BEGIN Input for this task

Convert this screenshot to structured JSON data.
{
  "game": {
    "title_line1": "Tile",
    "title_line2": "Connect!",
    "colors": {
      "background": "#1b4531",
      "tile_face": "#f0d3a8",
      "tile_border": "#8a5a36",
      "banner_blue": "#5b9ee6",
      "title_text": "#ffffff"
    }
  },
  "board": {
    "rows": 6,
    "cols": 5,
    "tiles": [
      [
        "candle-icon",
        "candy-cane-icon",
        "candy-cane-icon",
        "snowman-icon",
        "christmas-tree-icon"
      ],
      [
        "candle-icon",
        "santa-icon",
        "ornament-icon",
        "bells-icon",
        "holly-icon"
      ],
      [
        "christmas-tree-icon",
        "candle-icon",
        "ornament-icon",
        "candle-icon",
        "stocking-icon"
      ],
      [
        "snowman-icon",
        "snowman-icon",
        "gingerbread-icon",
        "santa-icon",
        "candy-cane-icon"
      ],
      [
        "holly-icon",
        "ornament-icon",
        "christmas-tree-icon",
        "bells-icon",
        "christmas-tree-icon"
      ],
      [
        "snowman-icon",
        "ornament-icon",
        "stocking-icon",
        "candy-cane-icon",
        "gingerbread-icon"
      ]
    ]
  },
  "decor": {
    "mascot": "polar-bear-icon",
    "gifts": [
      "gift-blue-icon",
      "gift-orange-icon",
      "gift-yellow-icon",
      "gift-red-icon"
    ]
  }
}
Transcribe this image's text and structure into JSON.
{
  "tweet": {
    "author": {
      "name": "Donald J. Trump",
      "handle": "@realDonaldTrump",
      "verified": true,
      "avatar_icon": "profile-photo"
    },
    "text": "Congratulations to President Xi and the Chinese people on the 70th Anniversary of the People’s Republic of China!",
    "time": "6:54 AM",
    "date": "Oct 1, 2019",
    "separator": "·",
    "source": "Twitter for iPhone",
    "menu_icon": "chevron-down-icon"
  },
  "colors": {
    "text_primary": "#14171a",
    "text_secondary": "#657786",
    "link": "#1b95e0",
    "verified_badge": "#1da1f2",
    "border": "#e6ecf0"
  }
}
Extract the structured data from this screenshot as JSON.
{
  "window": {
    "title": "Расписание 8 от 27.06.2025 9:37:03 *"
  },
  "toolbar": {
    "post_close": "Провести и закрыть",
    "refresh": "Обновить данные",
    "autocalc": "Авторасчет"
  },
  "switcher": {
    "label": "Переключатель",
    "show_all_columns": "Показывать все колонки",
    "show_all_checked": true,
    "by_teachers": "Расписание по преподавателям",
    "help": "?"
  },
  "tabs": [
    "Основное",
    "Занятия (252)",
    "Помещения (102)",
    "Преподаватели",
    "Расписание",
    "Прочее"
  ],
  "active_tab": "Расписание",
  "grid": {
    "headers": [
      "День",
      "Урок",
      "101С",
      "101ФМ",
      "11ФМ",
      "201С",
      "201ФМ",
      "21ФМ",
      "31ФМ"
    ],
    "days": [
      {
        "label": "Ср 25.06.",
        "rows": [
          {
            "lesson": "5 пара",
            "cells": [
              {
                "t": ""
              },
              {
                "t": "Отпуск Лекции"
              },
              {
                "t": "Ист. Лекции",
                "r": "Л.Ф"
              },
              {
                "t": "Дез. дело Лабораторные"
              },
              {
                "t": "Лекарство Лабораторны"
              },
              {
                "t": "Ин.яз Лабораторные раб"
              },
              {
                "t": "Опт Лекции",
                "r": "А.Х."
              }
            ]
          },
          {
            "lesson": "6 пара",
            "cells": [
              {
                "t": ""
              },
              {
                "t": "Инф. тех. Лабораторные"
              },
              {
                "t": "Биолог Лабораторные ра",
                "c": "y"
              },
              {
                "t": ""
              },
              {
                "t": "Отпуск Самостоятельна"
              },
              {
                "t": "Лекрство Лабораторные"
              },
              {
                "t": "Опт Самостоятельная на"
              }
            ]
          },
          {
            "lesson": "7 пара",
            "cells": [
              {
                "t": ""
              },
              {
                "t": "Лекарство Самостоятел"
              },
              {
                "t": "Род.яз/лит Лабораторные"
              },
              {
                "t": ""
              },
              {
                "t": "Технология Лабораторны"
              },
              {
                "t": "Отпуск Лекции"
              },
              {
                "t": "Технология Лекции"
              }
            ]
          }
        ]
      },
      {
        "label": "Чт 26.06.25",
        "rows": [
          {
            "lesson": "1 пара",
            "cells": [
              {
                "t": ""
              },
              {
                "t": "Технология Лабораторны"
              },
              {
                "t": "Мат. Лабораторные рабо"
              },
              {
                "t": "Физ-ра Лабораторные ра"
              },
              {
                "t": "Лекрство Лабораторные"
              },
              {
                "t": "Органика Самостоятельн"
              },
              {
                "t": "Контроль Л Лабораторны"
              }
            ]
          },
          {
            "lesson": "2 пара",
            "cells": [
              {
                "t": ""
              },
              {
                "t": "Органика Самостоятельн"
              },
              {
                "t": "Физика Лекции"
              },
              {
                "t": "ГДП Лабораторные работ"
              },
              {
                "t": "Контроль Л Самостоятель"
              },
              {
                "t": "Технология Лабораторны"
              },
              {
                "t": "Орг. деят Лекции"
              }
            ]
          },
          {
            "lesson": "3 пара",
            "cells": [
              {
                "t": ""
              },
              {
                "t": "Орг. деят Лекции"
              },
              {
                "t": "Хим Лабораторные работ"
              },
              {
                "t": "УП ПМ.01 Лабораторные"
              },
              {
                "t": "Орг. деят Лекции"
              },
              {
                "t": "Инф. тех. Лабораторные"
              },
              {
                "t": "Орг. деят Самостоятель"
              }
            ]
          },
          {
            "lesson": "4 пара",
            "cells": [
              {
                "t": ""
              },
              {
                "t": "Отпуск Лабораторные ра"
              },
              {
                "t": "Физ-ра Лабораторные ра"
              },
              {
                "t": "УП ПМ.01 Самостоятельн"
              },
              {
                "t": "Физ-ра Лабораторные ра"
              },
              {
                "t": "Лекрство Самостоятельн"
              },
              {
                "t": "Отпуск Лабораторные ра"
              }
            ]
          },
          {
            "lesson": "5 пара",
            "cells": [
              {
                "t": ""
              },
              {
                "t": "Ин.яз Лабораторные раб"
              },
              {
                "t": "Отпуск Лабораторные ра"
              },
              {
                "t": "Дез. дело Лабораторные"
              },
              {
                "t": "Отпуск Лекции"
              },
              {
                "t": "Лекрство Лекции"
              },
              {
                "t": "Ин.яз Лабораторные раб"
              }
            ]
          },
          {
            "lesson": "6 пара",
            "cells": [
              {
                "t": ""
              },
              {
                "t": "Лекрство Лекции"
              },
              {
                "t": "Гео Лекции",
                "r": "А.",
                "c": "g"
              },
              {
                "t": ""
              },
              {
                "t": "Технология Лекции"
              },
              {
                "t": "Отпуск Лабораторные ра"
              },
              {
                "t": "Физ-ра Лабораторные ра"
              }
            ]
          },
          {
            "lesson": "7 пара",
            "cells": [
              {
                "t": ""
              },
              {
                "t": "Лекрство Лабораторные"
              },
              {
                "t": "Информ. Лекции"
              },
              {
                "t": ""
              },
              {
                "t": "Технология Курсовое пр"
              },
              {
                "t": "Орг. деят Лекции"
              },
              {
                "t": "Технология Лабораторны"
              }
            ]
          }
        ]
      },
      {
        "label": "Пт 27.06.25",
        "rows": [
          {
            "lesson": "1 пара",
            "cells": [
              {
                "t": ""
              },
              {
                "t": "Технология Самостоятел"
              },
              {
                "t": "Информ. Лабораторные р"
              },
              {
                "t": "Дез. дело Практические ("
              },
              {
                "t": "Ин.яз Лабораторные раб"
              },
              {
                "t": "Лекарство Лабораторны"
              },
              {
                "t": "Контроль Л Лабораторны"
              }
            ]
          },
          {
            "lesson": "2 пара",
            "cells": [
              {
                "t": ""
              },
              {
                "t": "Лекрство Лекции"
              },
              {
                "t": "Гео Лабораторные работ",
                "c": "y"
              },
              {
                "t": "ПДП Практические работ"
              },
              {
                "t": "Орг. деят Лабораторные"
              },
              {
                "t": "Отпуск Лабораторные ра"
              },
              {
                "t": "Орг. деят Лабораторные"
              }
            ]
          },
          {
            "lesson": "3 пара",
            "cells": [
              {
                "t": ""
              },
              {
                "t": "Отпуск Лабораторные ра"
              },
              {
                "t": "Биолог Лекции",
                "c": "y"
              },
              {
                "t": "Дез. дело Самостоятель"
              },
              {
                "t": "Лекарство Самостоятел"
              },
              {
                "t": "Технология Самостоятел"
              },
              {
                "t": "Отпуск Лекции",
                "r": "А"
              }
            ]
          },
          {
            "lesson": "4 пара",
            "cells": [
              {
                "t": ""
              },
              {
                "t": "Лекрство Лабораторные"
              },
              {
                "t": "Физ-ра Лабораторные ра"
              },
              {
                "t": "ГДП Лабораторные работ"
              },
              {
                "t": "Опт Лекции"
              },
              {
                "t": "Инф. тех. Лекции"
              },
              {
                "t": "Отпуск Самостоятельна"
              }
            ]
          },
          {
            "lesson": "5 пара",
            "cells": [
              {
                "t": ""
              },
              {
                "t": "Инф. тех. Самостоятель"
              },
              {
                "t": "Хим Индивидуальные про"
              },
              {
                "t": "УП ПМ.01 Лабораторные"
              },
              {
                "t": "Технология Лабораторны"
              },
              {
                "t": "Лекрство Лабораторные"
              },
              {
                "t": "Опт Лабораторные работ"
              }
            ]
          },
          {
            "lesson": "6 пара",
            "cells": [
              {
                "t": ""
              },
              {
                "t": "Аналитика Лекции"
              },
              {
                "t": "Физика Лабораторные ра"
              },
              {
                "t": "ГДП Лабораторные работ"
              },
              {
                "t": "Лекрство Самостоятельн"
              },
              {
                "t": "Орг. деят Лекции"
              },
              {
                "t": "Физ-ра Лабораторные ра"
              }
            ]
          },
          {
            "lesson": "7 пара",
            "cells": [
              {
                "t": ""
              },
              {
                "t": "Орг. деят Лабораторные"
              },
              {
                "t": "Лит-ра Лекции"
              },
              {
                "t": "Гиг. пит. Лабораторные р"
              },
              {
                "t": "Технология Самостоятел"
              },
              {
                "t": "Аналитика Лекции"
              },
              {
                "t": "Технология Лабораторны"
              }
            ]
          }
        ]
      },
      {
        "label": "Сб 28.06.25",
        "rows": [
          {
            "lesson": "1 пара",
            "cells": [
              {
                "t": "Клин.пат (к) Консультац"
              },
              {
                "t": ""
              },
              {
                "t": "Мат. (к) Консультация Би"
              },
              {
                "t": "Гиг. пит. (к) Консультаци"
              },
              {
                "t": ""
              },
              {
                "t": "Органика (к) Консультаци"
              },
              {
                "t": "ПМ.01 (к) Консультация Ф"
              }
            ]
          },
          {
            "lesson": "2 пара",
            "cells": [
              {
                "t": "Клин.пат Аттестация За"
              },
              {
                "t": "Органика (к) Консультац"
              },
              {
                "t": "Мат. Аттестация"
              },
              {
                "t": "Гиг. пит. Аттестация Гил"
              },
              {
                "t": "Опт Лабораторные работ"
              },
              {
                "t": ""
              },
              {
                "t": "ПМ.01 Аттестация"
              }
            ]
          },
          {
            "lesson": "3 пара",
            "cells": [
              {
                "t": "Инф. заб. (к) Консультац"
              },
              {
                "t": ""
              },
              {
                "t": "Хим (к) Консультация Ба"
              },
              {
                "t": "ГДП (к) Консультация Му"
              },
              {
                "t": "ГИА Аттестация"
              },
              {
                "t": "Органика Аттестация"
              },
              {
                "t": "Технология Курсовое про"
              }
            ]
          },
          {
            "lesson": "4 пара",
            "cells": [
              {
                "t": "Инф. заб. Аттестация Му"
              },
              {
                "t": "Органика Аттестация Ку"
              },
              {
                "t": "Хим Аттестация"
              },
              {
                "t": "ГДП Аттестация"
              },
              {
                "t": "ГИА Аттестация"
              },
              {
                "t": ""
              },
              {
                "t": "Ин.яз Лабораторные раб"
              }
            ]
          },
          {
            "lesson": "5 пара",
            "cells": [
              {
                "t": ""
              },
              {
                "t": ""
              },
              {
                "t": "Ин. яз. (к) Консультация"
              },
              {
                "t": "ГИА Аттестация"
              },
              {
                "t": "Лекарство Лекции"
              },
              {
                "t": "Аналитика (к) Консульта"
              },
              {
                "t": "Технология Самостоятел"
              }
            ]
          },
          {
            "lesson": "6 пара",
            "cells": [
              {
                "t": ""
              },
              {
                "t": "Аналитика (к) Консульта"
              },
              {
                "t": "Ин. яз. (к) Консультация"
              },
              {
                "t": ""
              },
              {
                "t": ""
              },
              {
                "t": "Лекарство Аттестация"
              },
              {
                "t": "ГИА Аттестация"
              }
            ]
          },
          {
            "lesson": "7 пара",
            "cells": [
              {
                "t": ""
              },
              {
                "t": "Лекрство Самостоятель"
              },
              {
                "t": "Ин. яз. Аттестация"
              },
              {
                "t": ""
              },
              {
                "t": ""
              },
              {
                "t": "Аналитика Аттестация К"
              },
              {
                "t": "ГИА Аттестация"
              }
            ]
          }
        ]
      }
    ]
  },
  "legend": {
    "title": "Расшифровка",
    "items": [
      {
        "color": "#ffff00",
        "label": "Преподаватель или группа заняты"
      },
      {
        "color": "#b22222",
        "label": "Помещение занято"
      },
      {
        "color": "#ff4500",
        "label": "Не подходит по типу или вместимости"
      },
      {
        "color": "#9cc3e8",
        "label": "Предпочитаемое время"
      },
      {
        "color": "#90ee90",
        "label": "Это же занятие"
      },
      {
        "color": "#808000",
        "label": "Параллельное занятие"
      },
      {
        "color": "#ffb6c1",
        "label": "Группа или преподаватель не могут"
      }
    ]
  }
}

END Input for this task

Set exercise
Filter the records down to the lines that contain the string "Физика", and copy those lines.

Solution for this exercise
                "t": "Физика Лекции"
                "t": "Физика Лабораторные ра"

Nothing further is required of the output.